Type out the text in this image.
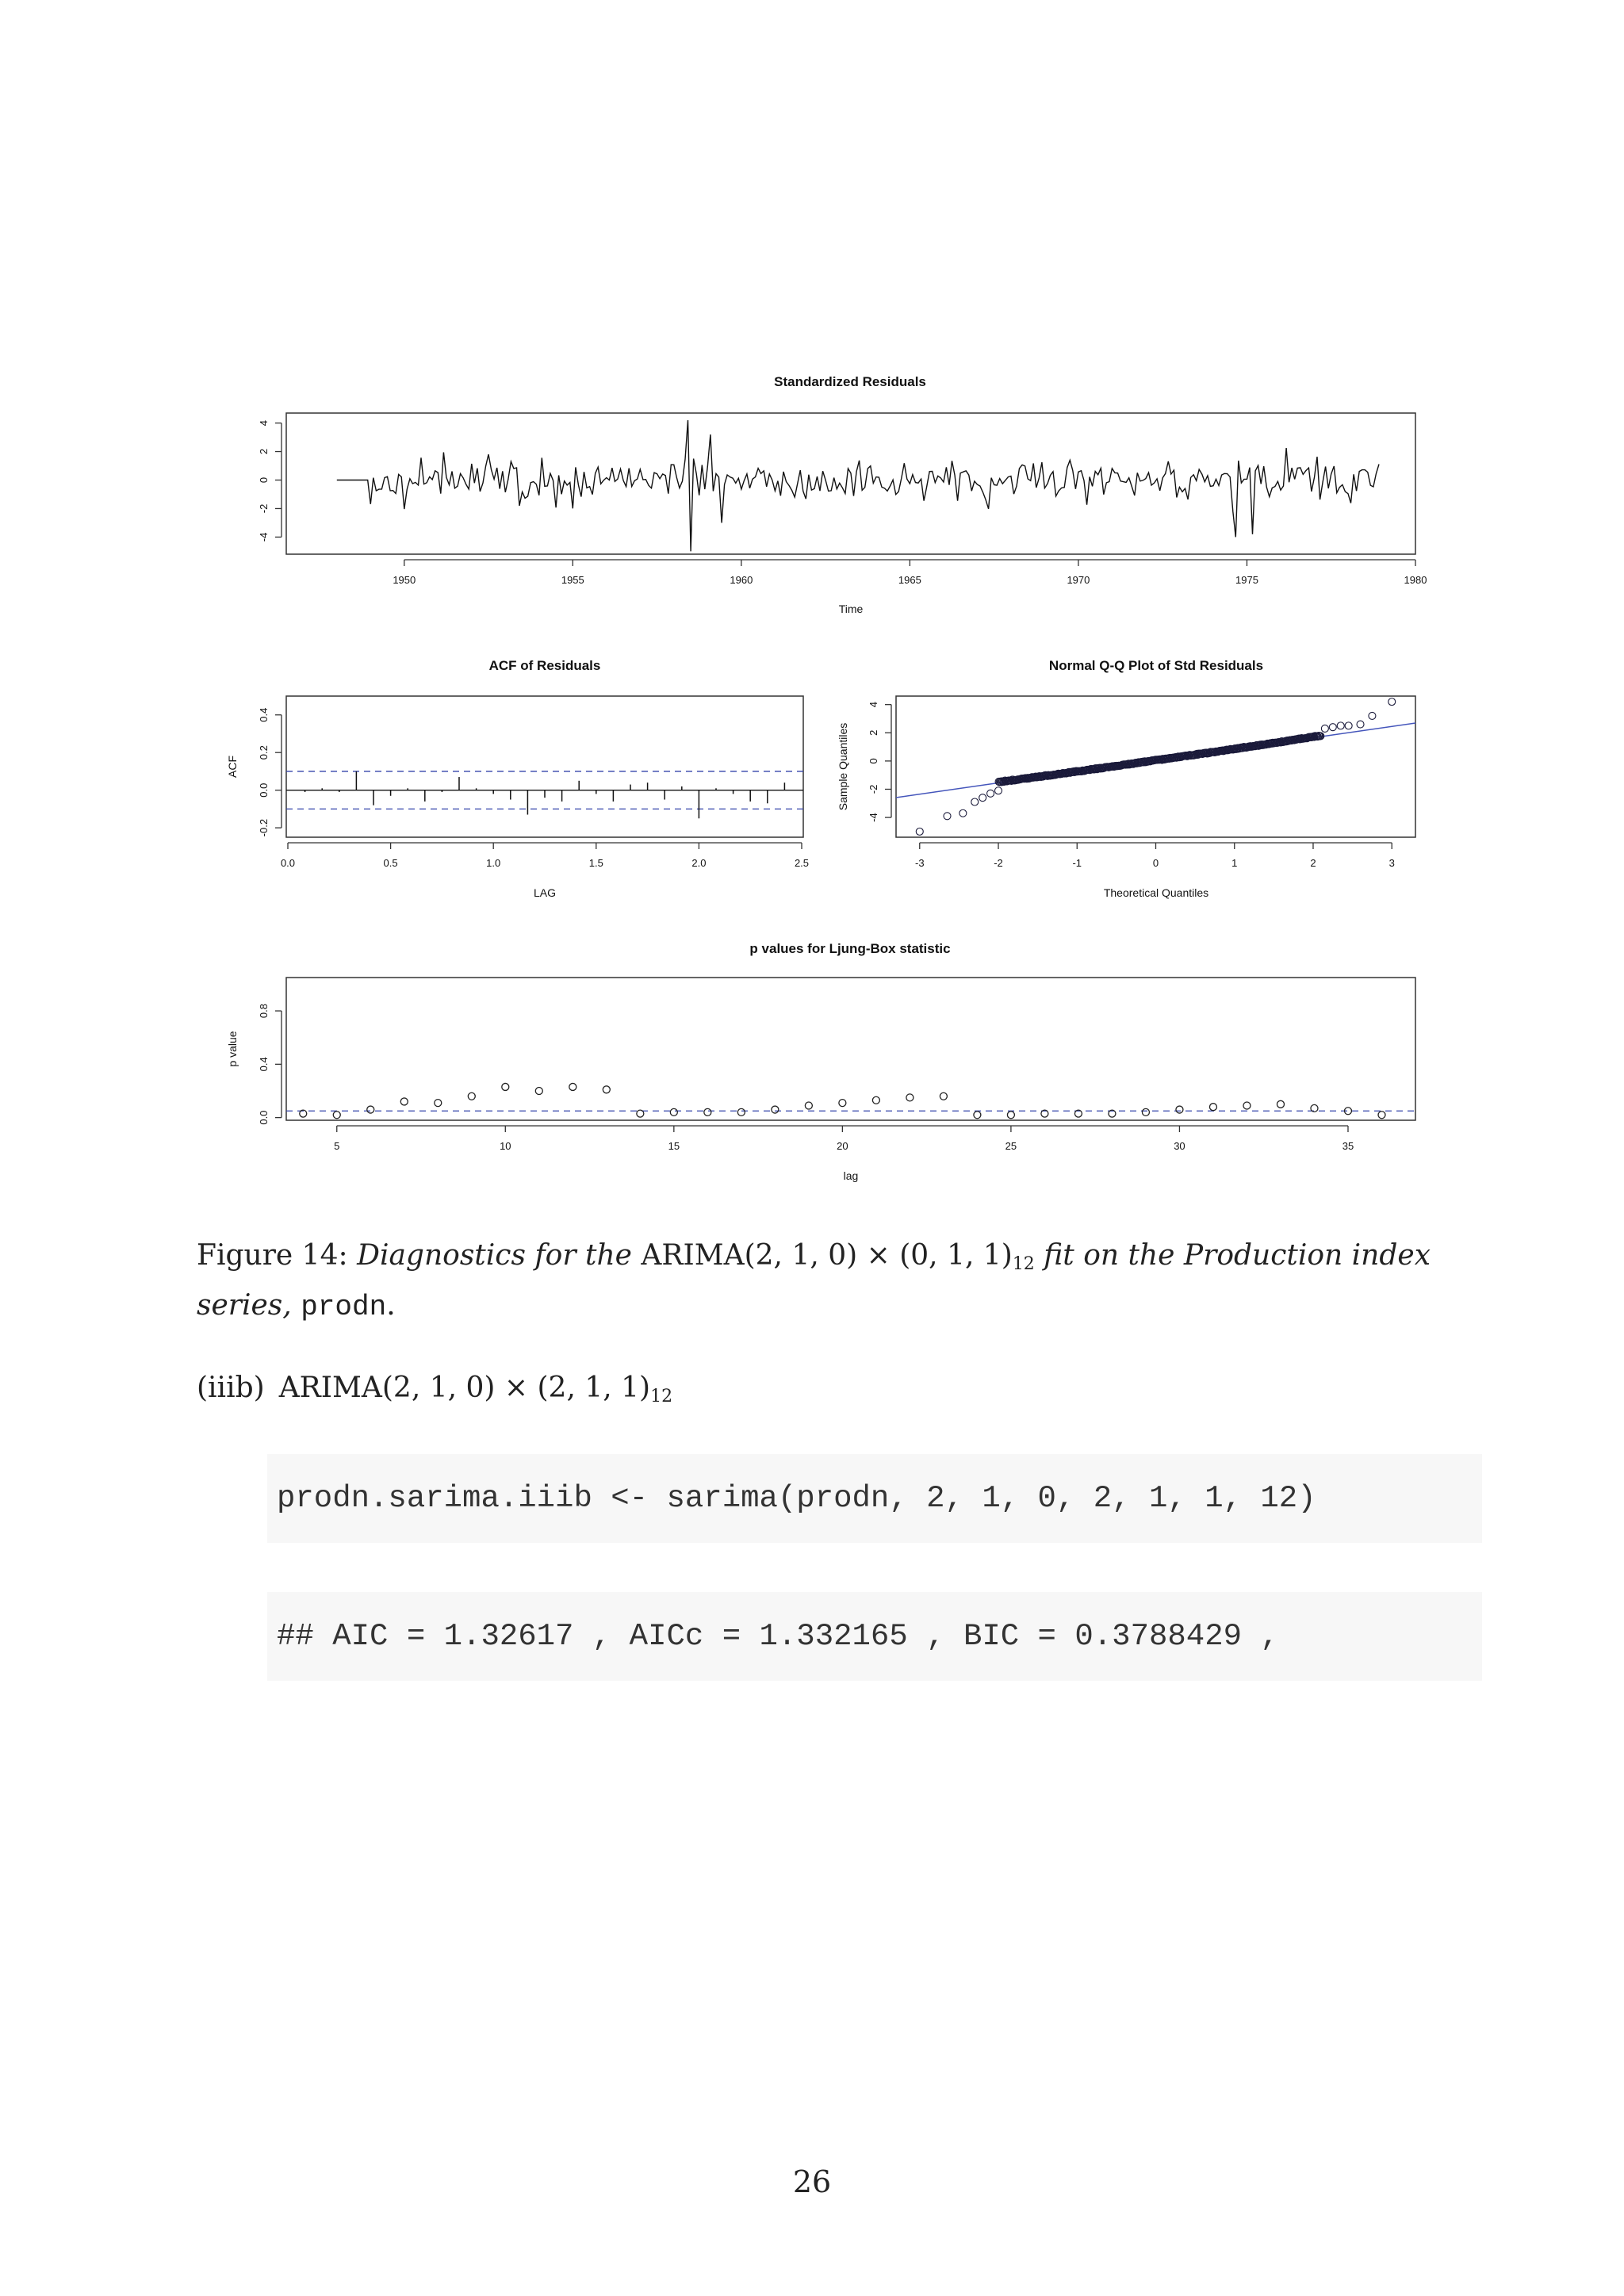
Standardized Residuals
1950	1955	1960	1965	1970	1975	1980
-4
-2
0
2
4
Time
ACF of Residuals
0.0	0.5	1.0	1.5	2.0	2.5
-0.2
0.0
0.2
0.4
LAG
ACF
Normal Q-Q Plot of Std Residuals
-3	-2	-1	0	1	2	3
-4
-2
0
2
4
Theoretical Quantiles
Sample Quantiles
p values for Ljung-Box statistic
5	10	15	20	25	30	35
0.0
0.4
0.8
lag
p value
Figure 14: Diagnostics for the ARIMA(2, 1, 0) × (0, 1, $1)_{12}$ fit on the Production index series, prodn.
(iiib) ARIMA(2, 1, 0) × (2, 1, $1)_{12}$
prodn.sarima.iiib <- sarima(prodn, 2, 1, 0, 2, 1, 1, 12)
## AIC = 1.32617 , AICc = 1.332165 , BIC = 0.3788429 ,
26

=====

- Prompt -
Write out the records above exactly as they stand, leaving out every picture.

- Task result -
Type out the text in this image.
Standardized Residuals
1950	1955	1960	1965	1970	1975	1980
-4
-2
0
2
4
Time
ACF of Residuals
0.0	0.5	1.0	1.5	2.0	2.5
-0.2
0.0
0.2
0.4
LAG
ACF
Normal Q-Q Plot of Std Residuals
-3	-2	-1	0	1	2	3
-4
-2
0
2
4
Theoretical Quantiles
Sample Quantiles
p values for Ljung-Box statistic
5	10	15	20	25	30	35
0.0
0.4
0.8
lag
p value
Figure 14: Diagnostics for the ARIMA(2, 1, 0) × (0, 1, $1)_{12}$ fit on the Production index series, prodn.
(iiib) ARIMA(2, 1, 0) × (2, 1, $1)_{12}$
prodn.sarima.iiib <- sarima(prodn, 2, 1, 0, 2, 1, 1, 12)
## AIC = 1.32617 , AICc = 1.332165 , BIC = 0.3788429 ,
26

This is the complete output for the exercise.